# The request
Search the listing below for the string "córdobas" and copy every line where it occurs.

# Material for this task
▬▬▬
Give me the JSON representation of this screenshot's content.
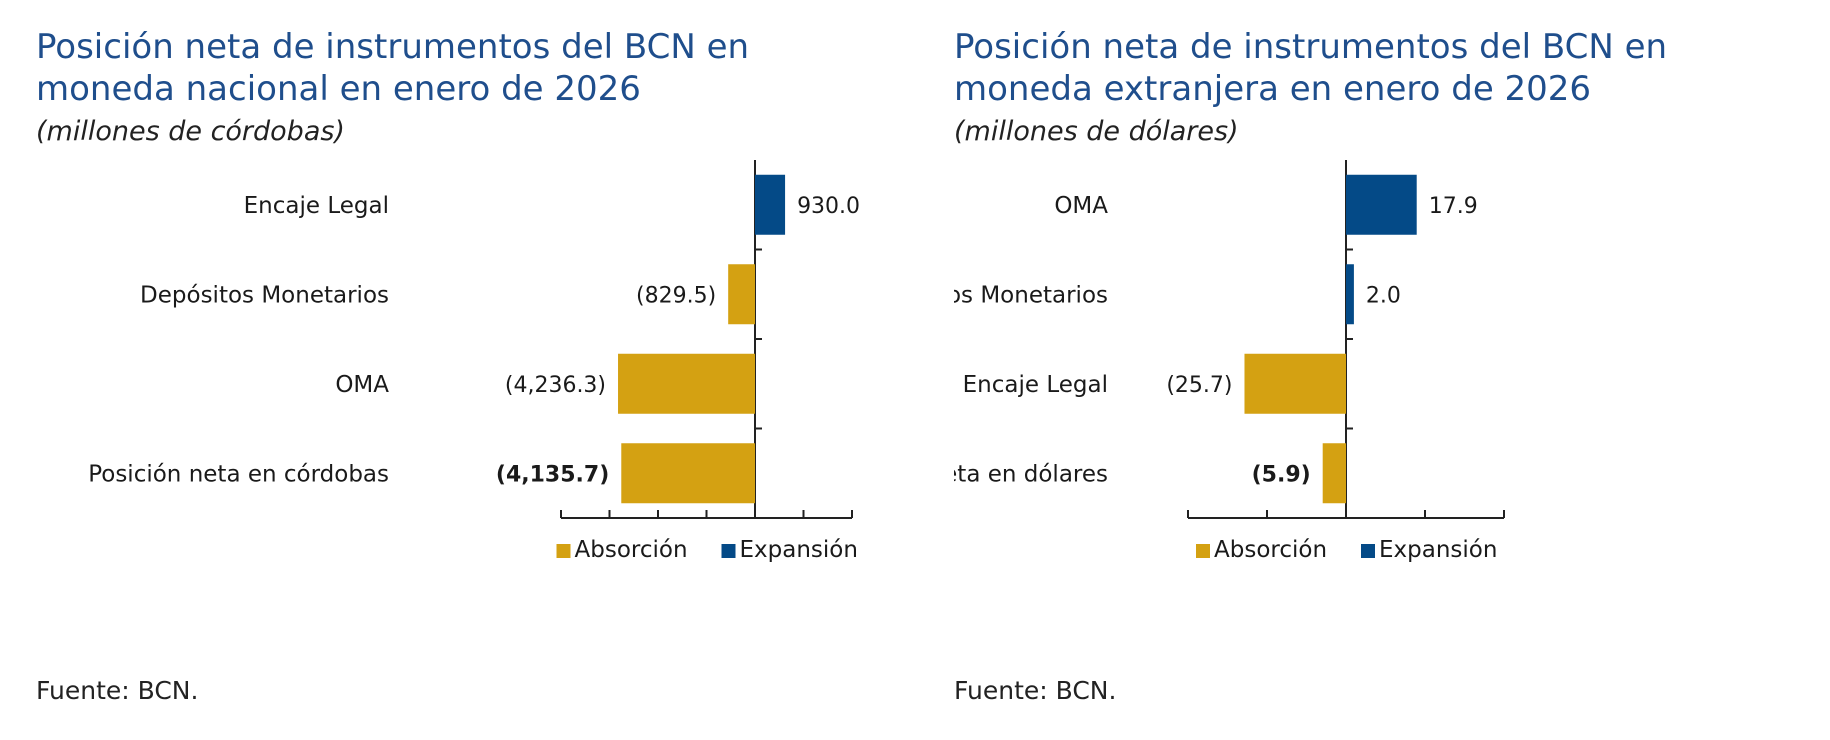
{
  "chart_data": [
    {
      "type": "bar",
      "orientation": "horizontal",
      "title": "Posición neta de instrumentos del BCN en moneda nacional en enero de 2026",
      "subtitle": "(millones de córdobas)",
      "categories": [
        "Encaje Legal",
        "Depósitos Monetarios",
        "OMA",
        "Posición neta en córdobas"
      ],
      "values": [
        930.0,
        -829.5,
        -4236.3,
        -4135.7
      ],
      "value_labels": [
        "930.0",
        "(829.5)",
        "(4,236.3)",
        "(4,135.7)"
      ],
      "bold_labels": [
        false,
        false,
        false,
        true
      ],
      "series_colors": [
        "expansion",
        "absorption",
        "absorption",
        "absorption"
      ],
      "xlim": [
        -6000,
        3000
      ],
      "xticks": [
        -6000,
        -4500,
        -3000,
        -1500,
        0,
        1500,
        3000
      ],
      "legend": [
        "Absorción",
        "Expansión"
      ],
      "legend_position": "bottom",
      "source": "Fuente: BCN."
    },
    {
      "type": "bar",
      "orientation": "horizontal",
      "title": "Posición neta de instrumentos del BCN en moneda extranjera en enero de 2026",
      "subtitle": "(millones de dólares)",
      "categories": [
        "OMA",
        "Depósitos Monetarios",
        "Encaje Legal",
        "Posición neta en dólares"
      ],
      "values": [
        17.9,
        2.0,
        -25.7,
        -5.9
      ],
      "value_labels": [
        "17.9",
        "2.0",
        "(25.7)",
        "(5.9)"
      ],
      "bold_labels": [
        false,
        false,
        false,
        true
      ],
      "series_colors": [
        "expansion",
        "expansion",
        "absorption",
        "absorption"
      ],
      "xlim": [
        -40,
        40
      ],
      "xticks": [
        -40,
        -20,
        0,
        20,
        40
      ],
      "legend": [
        "Absorción",
        "Expansión"
      ],
      "legend_position": "bottom",
      "source": "Fuente: BCN."
    }
  ],
  "colors": {
    "absorption": "#d4a112",
    "expansion": "#044a87",
    "title": "#1f4e8c"
  }
}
▬▬▬
# Exercise output
      "subtitle": "(millones de córdobas)",
        "Posición neta en córdobas"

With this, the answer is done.